* Short problem *
The records underneath are to be repeated exactly, with the pictures left out.

=====

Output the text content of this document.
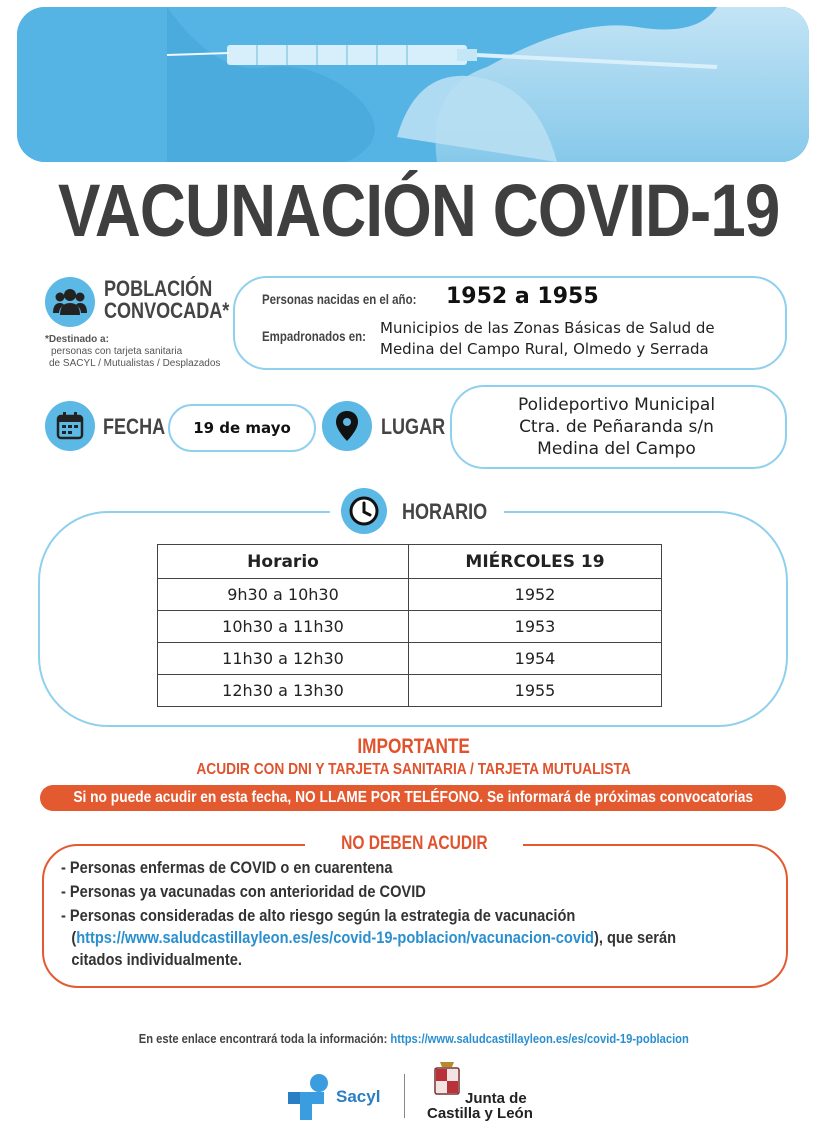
VACUNACIÓN COVID-19
POBLACIÓN
CONVOCADA*
*Destinado a:
personas con tarjeta sanitaria
de SACYL / Mutualistas / Desplazados
Personas nacidas en el año: 1952 a 1955
Empadronados en: Municipios de las Zonas Básicas de Salud de
Medina del Campo Rural, Olmedo y Serrada
FECHA 19 de mayo	LUGAR
Polideportivo Municipal
Ctra. de Peñaranda s/n
Medina del Campo
HORARIO
Horario	MIÉRCOLES 19
9h30 a 10h30	1952
10h30 a 11h30	1953
11h30 a 12h30	1954
12h30 a 13h30	1955
IMPORTANTE
ACUDIR CON DNI Y TARJETA SANITARIA / TARJETA MUTUALISTA
Si no puede acudir en esta fecha, NO LLAME POR TELÉFONO. Se informará de próximas convocatorias
NO DEBEN ACUDIR
- Personas enfermas de COVID o en cuarentena
- Personas ya vacunadas con anterioridad de COVID
- Personas consideradas de alto riesgo según la estrategia de vacunación
(https://www.saludcastillayleon.es/es/covid-19-poblacion/vacunacion-covid), que serán
citados individualmente.
En este enlace encontrará toda la información: https://www.saludcastillayleon.es/es/covid-19-poblacion
Sacyl	Junta de
Castilla y León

=====

* Reply *
Output the text content of this document.
VACUNACIÓN COVID-19
POBLACIÓN
CONVOCADA*
*Destinado a:
personas con tarjeta sanitaria
de SACYL / Mutualistas / Desplazados
Personas nacidas en el año: 1952 a 1955
Empadronados en: Municipios de las Zonas Básicas de Salud de
Medina del Campo Rural, Olmedo y Serrada
FECHA 19 de mayo	LUGAR
Polideportivo Municipal
Ctra. de Peñaranda s/n
Medina del Campo
HORARIO
Horario	MIÉRCOLES 19
9h30 a 10h30	1952
10h30 a 11h30	1953
11h30 a 12h30	1954
12h30 a 13h30	1955
IMPORTANTE
ACUDIR CON DNI Y TARJETA SANITARIA / TARJETA MUTUALISTA
Si no puede acudir en esta fecha, NO LLAME POR TELÉFONO. Se informará de próximas convocatorias
NO DEBEN ACUDIR
- Personas enfermas de COVID o en cuarentena
- Personas ya vacunadas con anterioridad de COVID
- Personas consideradas de alto riesgo según la estrategia de vacunación
(https://www.saludcastillayleon.es/es/covid-19-poblacion/vacunacion-covid), que serán
citados individualmente.
En este enlace encontrará toda la información: https://www.saludcastillayleon.es/es/covid-19-poblacion
Sacyl	Junta de
Castilla y León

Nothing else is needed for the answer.